* WRITTEN REQUEST: Return the entries below in their exact form, leaving the pictures out.

□ □ □ □ □

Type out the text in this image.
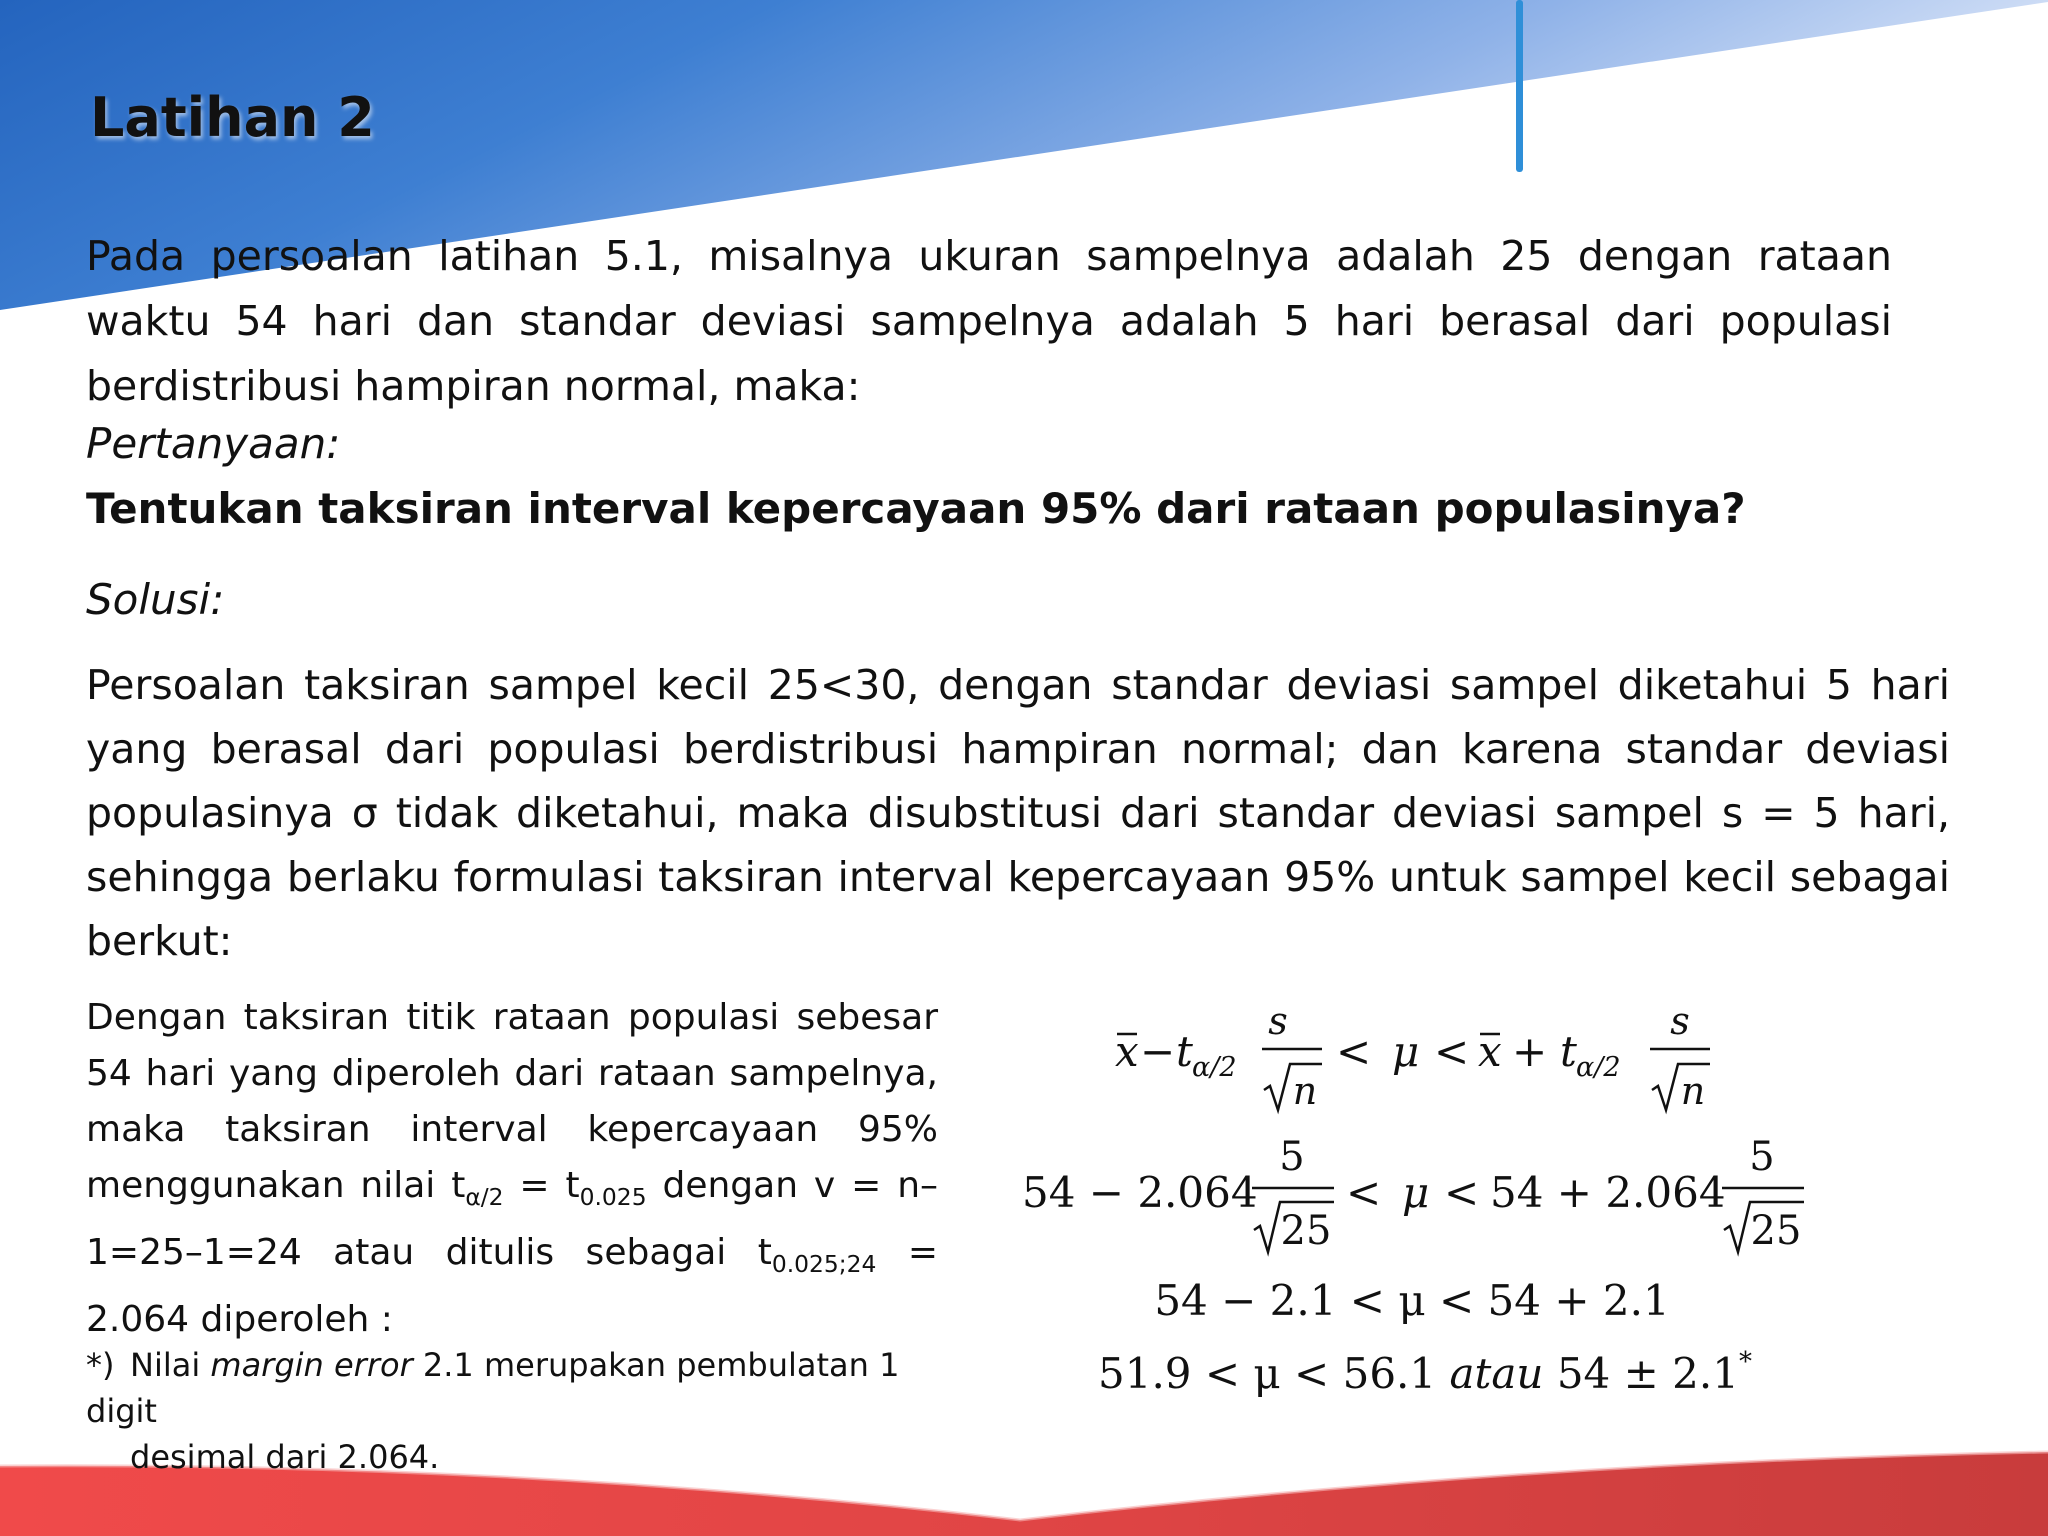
Latihan 2

Pada persoalan latihan 5.1, misalnya ukuran sampelnya adalah 25 dengan rataan waktu 54 hari dan standar deviasi sampelnya adalah 5 hari berasal dari populasi berdistribusi hampiran normal, maka:

Pertanyaan:

Tentukan taksiran interval kepercayaan 95% dari rataan populasinya?

Solusi:

Persoalan taksiran sampel kecil 25<30, dengan standar deviasi sampel diketahui 5 hari yang berasal dari populasi berdistribusi hampiran normal; dan karena standar deviasi populasinya σ tidak diketahui, maka disubstitusi dari standar deviasi sampel s = 5 hari, sehingga berlaku formulasi taksiran interval kepercayaan 95% untuk sampel kecil sebagai berkut:

Dengan taksiran titik rataan populasi sebesar 54 hari yang diperoleh dari rataan sampelnya, maka taksiran interval kepercayaan 95% menggunakan nilai $t_{\alpha/2} = t_{0.025}$ dengan v = n–1=25–1=24 atau ditulis sebagai $t_{0.025;24} = 2.064$ diperoleh :

*) Nilai margin error 2.1 merupakan pembulatan 1 digit
desimal dari 2.064.

x − t α/2
s
n
< μ < x + t α/2
s
n
54 − 2.064
5
25
< μ < 54 + 2.064
5
25
54 − 2.1 < μ < 54 + 2.1
51.9 < μ < 56.1 atau 54 ± 2.1*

□ □ □ □ □

* ANSWER TO THIS PROBLEM:
Type out the text in this image.
Latihan 2

Pada persoalan latihan 5.1, misalnya ukuran sampelnya adalah 25 dengan rataan waktu 54 hari dan standar deviasi sampelnya adalah 5 hari berasal dari populasi berdistribusi hampiran normal, maka:

Pertanyaan:

Tentukan taksiran interval kepercayaan 95% dari rataan populasinya?

Solusi:

Persoalan taksiran sampel kecil 25<30, dengan standar deviasi sampel diketahui 5 hari yang berasal dari populasi berdistribusi hampiran normal; dan karena standar deviasi populasinya σ tidak diketahui, maka disubstitusi dari standar deviasi sampel s = 5 hari, sehingga berlaku formulasi taksiran interval kepercayaan 95% untuk sampel kecil sebagai berkut:

Dengan taksiran titik rataan populasi sebesar 54 hari yang diperoleh dari rataan sampelnya, maka taksiran interval kepercayaan 95% menggunakan nilai $t_{\alpha/2} = t_{0.025}$ dengan v = n–1=25–1=24 atau ditulis sebagai $t_{0.025;24} = 2.064$ diperoleh :

*) Nilai margin error 2.1 merupakan pembulatan 1 digit
desimal dari 2.064.

x − t α/2
s
n
< μ < x + t α/2
s
n
54 − 2.064
5
25
< μ < 54 + 2.064
5
25
54 − 2.1 < μ < 54 + 2.1
51.9 < μ < 56.1 atau 54 ± 2.1*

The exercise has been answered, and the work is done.